■ Items from a data source:

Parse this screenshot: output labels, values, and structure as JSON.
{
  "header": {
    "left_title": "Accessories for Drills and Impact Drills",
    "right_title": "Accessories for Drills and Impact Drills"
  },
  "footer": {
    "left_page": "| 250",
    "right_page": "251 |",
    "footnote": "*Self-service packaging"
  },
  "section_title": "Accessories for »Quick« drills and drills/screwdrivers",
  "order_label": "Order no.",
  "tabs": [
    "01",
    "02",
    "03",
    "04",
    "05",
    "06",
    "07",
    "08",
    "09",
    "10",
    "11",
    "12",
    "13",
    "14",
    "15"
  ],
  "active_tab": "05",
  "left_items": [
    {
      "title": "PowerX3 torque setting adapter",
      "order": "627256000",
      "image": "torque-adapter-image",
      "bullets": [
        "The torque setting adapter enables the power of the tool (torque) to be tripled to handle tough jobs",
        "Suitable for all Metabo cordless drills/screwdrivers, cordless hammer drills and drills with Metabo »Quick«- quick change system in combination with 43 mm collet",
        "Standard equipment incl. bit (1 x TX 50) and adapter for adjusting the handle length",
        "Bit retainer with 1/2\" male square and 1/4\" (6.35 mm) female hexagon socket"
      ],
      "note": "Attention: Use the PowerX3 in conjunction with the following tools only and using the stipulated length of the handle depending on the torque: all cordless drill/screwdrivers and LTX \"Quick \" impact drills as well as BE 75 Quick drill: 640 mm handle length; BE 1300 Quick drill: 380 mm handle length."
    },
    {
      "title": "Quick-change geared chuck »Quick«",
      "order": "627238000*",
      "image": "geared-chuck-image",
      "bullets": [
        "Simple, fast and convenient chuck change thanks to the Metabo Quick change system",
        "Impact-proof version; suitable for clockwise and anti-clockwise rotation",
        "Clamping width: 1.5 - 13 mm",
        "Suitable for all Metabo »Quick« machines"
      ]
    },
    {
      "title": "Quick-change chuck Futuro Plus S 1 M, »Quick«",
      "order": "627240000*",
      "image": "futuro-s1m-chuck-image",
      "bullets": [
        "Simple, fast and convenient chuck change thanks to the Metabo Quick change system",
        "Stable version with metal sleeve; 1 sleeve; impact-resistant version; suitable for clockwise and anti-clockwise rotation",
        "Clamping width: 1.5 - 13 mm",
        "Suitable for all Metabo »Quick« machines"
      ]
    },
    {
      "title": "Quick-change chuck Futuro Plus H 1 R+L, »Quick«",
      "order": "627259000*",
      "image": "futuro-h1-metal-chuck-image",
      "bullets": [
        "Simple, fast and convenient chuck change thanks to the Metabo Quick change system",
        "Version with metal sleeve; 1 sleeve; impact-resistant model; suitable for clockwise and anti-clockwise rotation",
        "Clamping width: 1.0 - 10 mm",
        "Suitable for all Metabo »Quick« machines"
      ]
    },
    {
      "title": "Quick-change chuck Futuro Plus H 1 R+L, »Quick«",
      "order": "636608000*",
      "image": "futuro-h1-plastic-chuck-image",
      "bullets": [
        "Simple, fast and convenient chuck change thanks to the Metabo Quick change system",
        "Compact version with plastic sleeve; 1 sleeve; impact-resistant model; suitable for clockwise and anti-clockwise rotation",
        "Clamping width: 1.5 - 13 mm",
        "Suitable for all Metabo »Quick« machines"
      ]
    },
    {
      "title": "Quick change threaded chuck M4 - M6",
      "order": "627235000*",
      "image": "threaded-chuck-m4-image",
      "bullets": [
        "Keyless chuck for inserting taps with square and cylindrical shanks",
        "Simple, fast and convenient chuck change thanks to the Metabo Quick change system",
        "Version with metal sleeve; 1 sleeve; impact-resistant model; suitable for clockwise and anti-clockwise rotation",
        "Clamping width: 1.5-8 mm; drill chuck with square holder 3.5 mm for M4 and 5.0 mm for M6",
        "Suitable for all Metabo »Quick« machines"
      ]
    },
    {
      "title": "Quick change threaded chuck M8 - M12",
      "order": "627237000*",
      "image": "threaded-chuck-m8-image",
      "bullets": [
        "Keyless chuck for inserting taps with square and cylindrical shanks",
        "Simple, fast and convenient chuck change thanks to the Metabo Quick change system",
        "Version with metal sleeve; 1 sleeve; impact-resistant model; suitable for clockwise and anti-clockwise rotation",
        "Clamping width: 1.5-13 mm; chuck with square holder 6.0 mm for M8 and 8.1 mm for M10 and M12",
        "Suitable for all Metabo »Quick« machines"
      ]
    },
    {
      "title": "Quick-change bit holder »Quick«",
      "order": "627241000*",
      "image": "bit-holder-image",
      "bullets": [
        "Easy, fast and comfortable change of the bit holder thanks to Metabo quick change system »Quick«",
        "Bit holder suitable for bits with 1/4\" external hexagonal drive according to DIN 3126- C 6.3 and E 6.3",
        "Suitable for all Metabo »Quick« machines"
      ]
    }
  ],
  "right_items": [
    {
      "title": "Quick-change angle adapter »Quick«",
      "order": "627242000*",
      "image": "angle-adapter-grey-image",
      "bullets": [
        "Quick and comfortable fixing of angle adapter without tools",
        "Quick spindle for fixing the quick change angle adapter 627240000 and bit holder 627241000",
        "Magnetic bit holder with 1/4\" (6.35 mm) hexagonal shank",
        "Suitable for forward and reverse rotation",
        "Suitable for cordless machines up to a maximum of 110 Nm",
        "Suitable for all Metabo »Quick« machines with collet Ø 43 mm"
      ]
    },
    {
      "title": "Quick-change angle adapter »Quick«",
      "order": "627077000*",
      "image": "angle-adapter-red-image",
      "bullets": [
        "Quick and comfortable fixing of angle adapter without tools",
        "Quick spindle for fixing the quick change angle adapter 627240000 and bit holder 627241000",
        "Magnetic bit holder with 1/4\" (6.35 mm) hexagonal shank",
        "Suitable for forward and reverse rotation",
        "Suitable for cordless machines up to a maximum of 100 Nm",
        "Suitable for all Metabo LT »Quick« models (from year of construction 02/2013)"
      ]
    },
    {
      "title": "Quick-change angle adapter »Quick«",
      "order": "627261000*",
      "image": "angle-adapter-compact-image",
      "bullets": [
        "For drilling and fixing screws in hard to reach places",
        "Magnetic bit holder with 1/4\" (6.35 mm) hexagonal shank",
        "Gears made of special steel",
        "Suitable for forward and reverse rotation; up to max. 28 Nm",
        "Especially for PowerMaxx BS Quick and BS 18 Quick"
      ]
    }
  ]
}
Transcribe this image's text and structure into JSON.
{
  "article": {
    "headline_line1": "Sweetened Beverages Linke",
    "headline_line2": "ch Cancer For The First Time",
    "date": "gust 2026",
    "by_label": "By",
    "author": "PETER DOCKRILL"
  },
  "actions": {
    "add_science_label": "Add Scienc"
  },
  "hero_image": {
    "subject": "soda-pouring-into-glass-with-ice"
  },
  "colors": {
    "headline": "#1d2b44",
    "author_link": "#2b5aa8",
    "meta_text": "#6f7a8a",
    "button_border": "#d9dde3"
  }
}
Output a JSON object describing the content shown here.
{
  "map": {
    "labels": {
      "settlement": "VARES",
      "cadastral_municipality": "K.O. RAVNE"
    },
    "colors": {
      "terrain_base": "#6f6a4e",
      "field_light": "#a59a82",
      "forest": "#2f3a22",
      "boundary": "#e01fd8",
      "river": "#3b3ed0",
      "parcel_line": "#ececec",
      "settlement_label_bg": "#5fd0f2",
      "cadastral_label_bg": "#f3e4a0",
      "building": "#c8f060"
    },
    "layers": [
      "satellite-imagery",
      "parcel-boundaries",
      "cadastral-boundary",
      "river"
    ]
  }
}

■ Objective: Print the line containing "Transcribe this image's" and every line after it to the end of the records above, exactly as written, and nothing else.

■ Task result:
Transcribe this image's text and structure into JSON.
{
  "article": {
    "headline_line1": "Sweetened Beverages Linke",
    "headline_line2": "ch Cancer For The First Time",
    "date": "gust 2026",
    "by_label": "By",
    "author": "PETER DOCKRILL"
  },
  "actions": {
    "add_science_label": "Add Scienc"
  },
  "hero_image": {
    "subject": "soda-pouring-into-glass-with-ice"
  },
  "colors": {
    "headline": "#1d2b44",
    "author_link": "#2b5aa8",
    "meta_text": "#6f7a8a",
    "button_border": "#d9dde3"
  }
}
Output a JSON object describing the content shown here.
{
  "map": {
    "labels": {
      "settlement": "VARES",
      "cadastral_municipality": "K.O. RAVNE"
    },
    "colors": {
      "terrain_base": "#6f6a4e",
      "field_light": "#a59a82",
      "forest": "#2f3a22",
      "boundary": "#e01fd8",
      "river": "#3b3ed0",
      "parcel_line": "#ececec",
      "settlement_label_bg": "#5fd0f2",
      "cadastral_label_bg": "#f3e4a0",
      "building": "#c8f060"
    },
    "layers": [
      "satellite-imagery",
      "parcel-boundaries",
      "cadastral-boundary",
      "river"
    ]
  }
}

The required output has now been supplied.